> [PROMPT]
Render the rows below as a JSON list of strings, with each line as its own string and blank lines omitted.

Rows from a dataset
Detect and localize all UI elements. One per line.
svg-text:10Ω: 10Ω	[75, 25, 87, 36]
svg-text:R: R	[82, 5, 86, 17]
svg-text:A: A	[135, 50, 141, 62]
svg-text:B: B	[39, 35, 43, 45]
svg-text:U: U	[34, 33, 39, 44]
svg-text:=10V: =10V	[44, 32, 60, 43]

> [TASK RESULT]
[
  "Detect and localize all UI elements. One per line.",
  "svg-text:10Ω: 10Ω\t[75, 25, 87, 36]",
  "svg-text:R: R\t[82, 5, 86, 17]",
  "svg-text:A: A\t[135, 50, 141, 62]",
  "svg-text:B: B\t[39, 35, 43, 45]",
  "svg-text:U: U\t[34, 33, 39, 44]",
  "svg-text:=10V: =10V\t[44, 32, 60, 43]"
]